What you should do
Make an exact copy of the records, with the pictures left out.

# # #

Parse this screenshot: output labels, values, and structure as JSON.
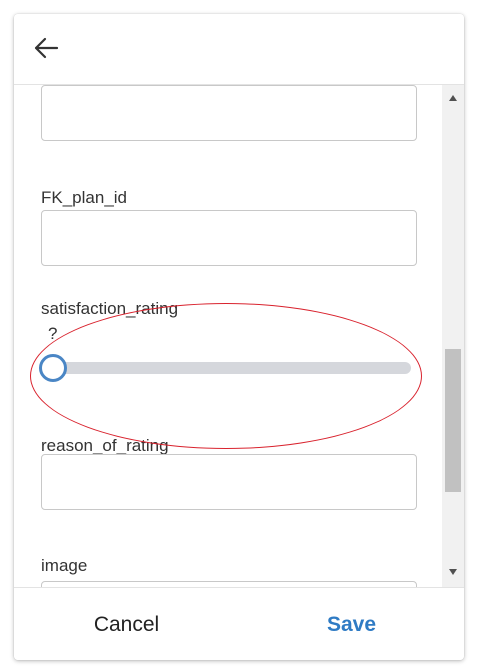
{
  "dialog": {
    "back_icon": "arrow-left-icon"
  },
  "form": {
    "fields": [
      {
        "label": "",
        "value": ""
      },
      {
        "label": "FK_plan_id",
        "value": ""
      },
      {
        "label": "satisfaction_rating",
        "value": "?"
      },
      {
        "label": "reason_of_rating",
        "value": ""
      },
      {
        "label": "image",
        "value": ""
      }
    ],
    "slider": {
      "value_text": "?",
      "level": 0,
      "thumb_color": "#4a86c5",
      "track_color": "#d5d7dc"
    }
  },
  "annotation": {
    "shape": "ellipse",
    "color": "#d9232e"
  },
  "footer": {
    "cancel_label": "Cancel",
    "save_label": "Save",
    "save_color": "#2f7bc4"
  }
}
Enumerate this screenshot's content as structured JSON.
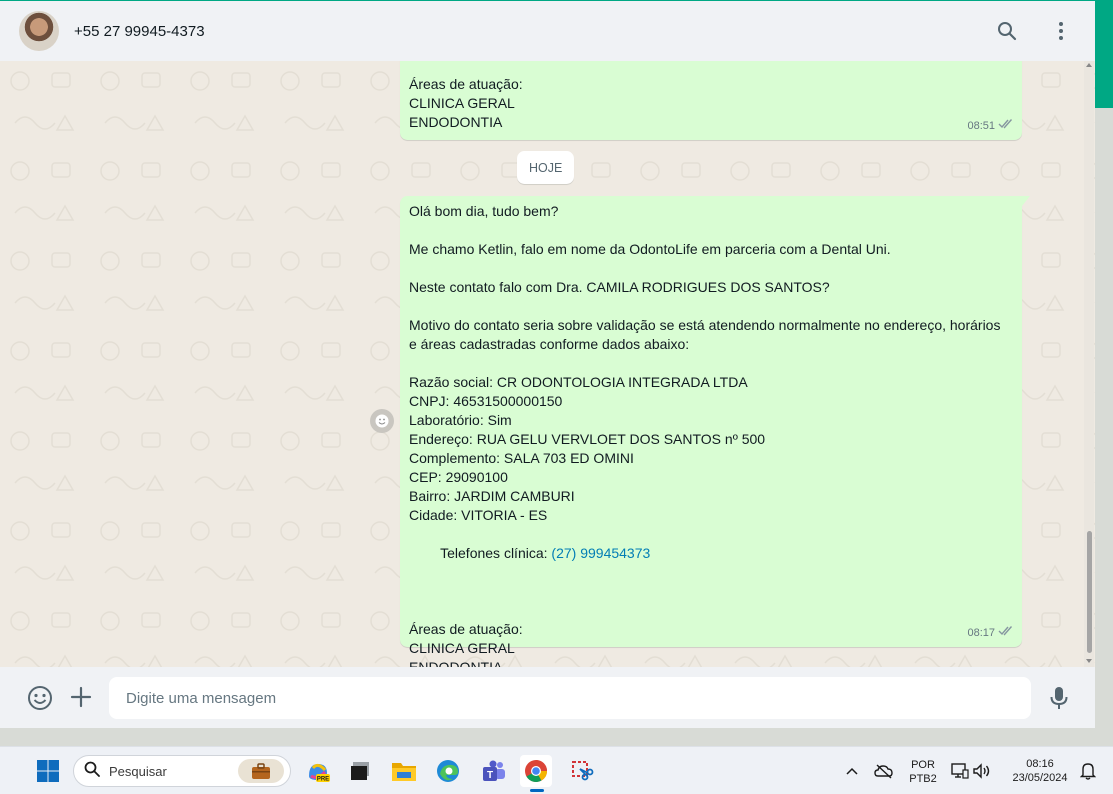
{
  "header": {
    "contact_name": "+55 27 99945-4373"
  },
  "messages": [
    {
      "lines": [
        "Áreas de atuação:",
        "CLINICA GERAL",
        "ENDODONTIA"
      ],
      "time": "08:51"
    },
    {
      "lines": [
        "Olá bom dia, tudo bem?",
        "",
        "Me chamo Ketlin, falo em nome da OdontoLife em parceria com a Dental Uni.",
        "",
        "Neste contato falo com Dra. CAMILA RODRIGUES DOS SANTOS?",
        "",
        "Motivo do contato seria sobre validação se está atendendo normalmente no endereço, horários",
        "e áreas cadastradas conforme dados abaixo:",
        "",
        "Razão social: CR ODONTOLOGIA INTEGRADA LTDA",
        "CNPJ: 46531500000150",
        "Laboratório: Sim",
        "Endereço: RUA GELU VERVLOET DOS SANTOS nº 500",
        "Complemento: SALA 703 ED OMINI",
        "CEP: 29090100",
        "Bairro: JARDIM CAMBURI",
        "Cidade: VITORIA - ES"
      ],
      "phone_label": "Telefones clínica: ",
      "phone_link": "(27) 999454373",
      "tail_lines": [
        "",
        "",
        "Áreas de atuação:",
        "CLINICA GERAL",
        "ENDODONTIA"
      ],
      "time": "08:17"
    }
  ],
  "date_chip": "HOJE",
  "composer": {
    "placeholder": "Digite uma mensagem"
  },
  "taskbar": {
    "search_label": "Pesquisar",
    "lang_top": "POR",
    "lang_bottom": "PTB2",
    "time": "08:16",
    "date": "23/05/2024"
  },
  "colors": {
    "outgoing_bubble": "#d9fdd3",
    "chat_bg": "#efeae2",
    "header_bg": "#f0f2f5",
    "accent": "#00a884",
    "link": "#027eb5"
  }
}
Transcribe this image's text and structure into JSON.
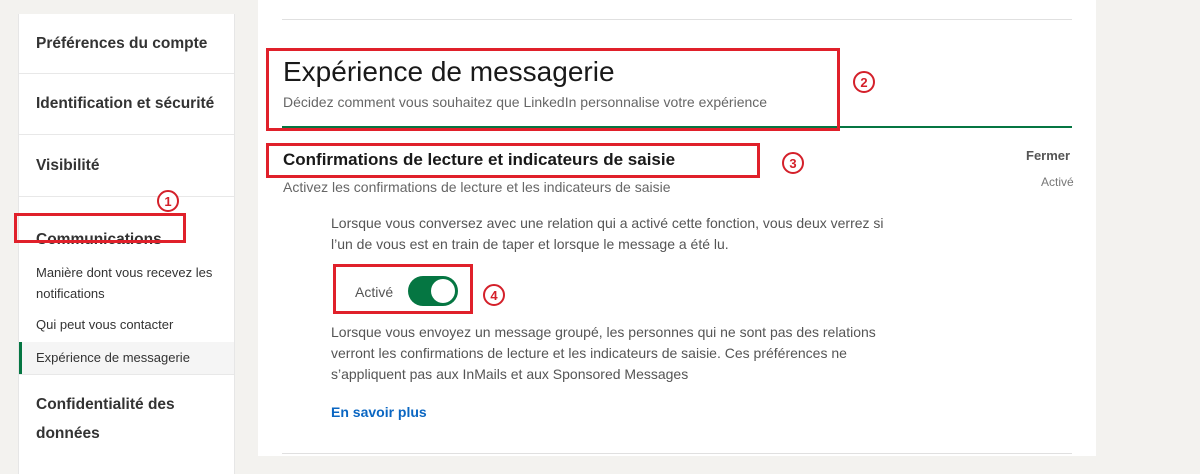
{
  "sidebar": {
    "sections": [
      {
        "label": "Préférences du compte"
      },
      {
        "label": "Identification et sécurité"
      },
      {
        "label": "Visibilité"
      },
      {
        "label": "Communications"
      }
    ],
    "sub_items": [
      {
        "label": "Manière dont vous recevez les notifications"
      },
      {
        "label": "Qui peut vous contacter"
      },
      {
        "label": "Expérience de messagerie"
      }
    ],
    "privacy_label": "Confidentialité des données"
  },
  "main": {
    "title": "Expérience de messagerie",
    "subtitle": "Décidez comment vous souhaitez que LinkedIn personnalise votre expérience",
    "setting": {
      "title": "Confirmations de lecture et indicateurs de saisie",
      "description": "Activez les confirmations de lecture et les indicateurs de saisie",
      "close_label": "Fermer",
      "status_label": "Activé",
      "info_text": "Lorsque vous conversez avec une relation qui a activé cette fonction, vous deux verrez si l’un de vous est en train de taper et lorsque le message a été lu.",
      "toggle_label": "Activé",
      "toggle_on": true,
      "note_text": "Lorsque vous envoyez un message groupé, les personnes qui ne sont pas des relations verront les confirmations de lecture et les indicateurs de saisie. Ces préférences ne s’appliquent pas aux InMails et aux Sponsored Messages",
      "learn_more": "En savoir plus"
    }
  },
  "annotations": [
    "1",
    "2",
    "3",
    "4"
  ],
  "colors": {
    "accent_green": "#057642",
    "link_blue": "#0a66c2",
    "annotation_red": "#e0202a",
    "page_bg": "#f3f2ef"
  }
}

# # #

Response
Parse this screenshot: output labels, values, and structure as JSON.
{
  "dialog": {
    "back_icon": "arrow-left-icon"
  },
  "form": {
    "fields": [
      {
        "label": "",
        "value": ""
      },
      {
        "label": "FK_plan_id",
        "value": ""
      },
      {
        "label": "satisfaction_rating",
        "value": "?"
      },
      {
        "label": "reason_of_rating",
        "value": ""
      },
      {
        "label": "image",
        "value": ""
      }
    ],
    "slider": {
      "value_text": "?",
      "level": 0,
      "thumb_color": "#4a86c5",
      "track_color": "#d5d7dc"
    }
  },
  "annotation": {
    "shape": "ellipse",
    "color": "#d9232e"
  },
  "footer": {
    "cancel_label": "Cancel",
    "save_label": "Save",
    "save_color": "#2f7bc4"
  }
}
Enumerate this screenshot's content as structured JSON.
{
  "header": {
    "contact_name": "+55 27 99945-4373"
  },
  "messages": [
    {
      "lines": [
        "Áreas de atuação:",
        "CLINICA GERAL",
        "ENDODONTIA"
      ],
      "time": "08:51"
    },
    {
      "lines": [
        "Olá bom dia, tudo bem?",
        "",
        "Me chamo Ketlin, falo em nome da OdontoLife em parceria com a Dental Uni.",
        "",
        "Neste contato falo com Dra. CAMILA RODRIGUES DOS SANTOS?",
        "",
        "Motivo do contato seria sobre validação se está atendendo normalmente no endereço, horários",
        "e áreas cadastradas conforme dados abaixo:",
        "",
        "Razão social: CR ODONTOLOGIA INTEGRADA LTDA",
        "CNPJ: 46531500000150",
        "Laboratório: Sim",
        "Endereço: RUA GELU VERVLOET DOS SANTOS nº 500",
        "Complemento: SALA 703 ED OMINI",
        "CEP: 29090100",
        "Bairro: JARDIM CAMBURI",
        "Cidade: VITORIA - ES"
      ],
      "phone_label": "Telefones clínica: ",
      "phone_link": "(27) 999454373",
      "tail_lines": [
        "",
        "",
        "Áreas de atuação:",
        "CLINICA GERAL",
        "ENDODONTIA"
      ],
      "time": "08:17"
    }
  ],
  "date_chip": "HOJE",
  "composer": {
    "placeholder": "Digite uma mensagem"
  },
  "taskbar": {
    "search_label": "Pesquisar",
    "lang_top": "POR",
    "lang_bottom": "PTB2",
    "time": "08:16",
    "date": "23/05/2024"
  },
  "colors": {
    "outgoing_bubble": "#d9fdd3",
    "chat_bg": "#efeae2",
    "header_bg": "#f0f2f5",
    "accent": "#00a884",
    "link": "#027eb5"
  }
}
Transcribe this image's text and structure into JSON.
{
  "sidebar": {
    "sections": [
      {
        "label": "Préférences du compte"
      },
      {
        "label": "Identification et sécurité"
      },
      {
        "label": "Visibilité"
      },
      {
        "label": "Communications"
      }
    ],
    "sub_items": [
      {
        "label": "Manière dont vous recevez les notifications"
      },
      {
        "label": "Qui peut vous contacter"
      },
      {
        "label": "Expérience de messagerie"
      }
    ],
    "privacy_label": "Confidentialité des données"
  },
  "main": {
    "title": "Expérience de messagerie",
    "subtitle": "Décidez comment vous souhaitez que LinkedIn personnalise votre expérience",
    "setting": {
      "title": "Confirmations de lecture et indicateurs de saisie",
      "description": "Activez les confirmations de lecture et les indicateurs de saisie",
      "close_label": "Fermer",
      "status_label": "Activé",
      "info_text": "Lorsque vous conversez avec une relation qui a activé cette fonction, vous deux verrez si l’un de vous est en train de taper et lorsque le message a été lu.",
      "toggle_label": "Activé",
      "toggle_on": true,
      "note_text": "Lorsque vous envoyez un message groupé, les personnes qui ne sont pas des relations verront les confirmations de lecture et les indicateurs de saisie. Ces préférences ne s’appliquent pas aux InMails et aux Sponsored Messages",
      "learn_more": "En savoir plus"
    }
  },
  "annotations": [
    "1",
    "2",
    "3",
    "4"
  ],
  "colors": {
    "accent_green": "#057642",
    "link_blue": "#0a66c2",
    "annotation_red": "#e0202a",
    "page_bg": "#f3f2ef"
  }
}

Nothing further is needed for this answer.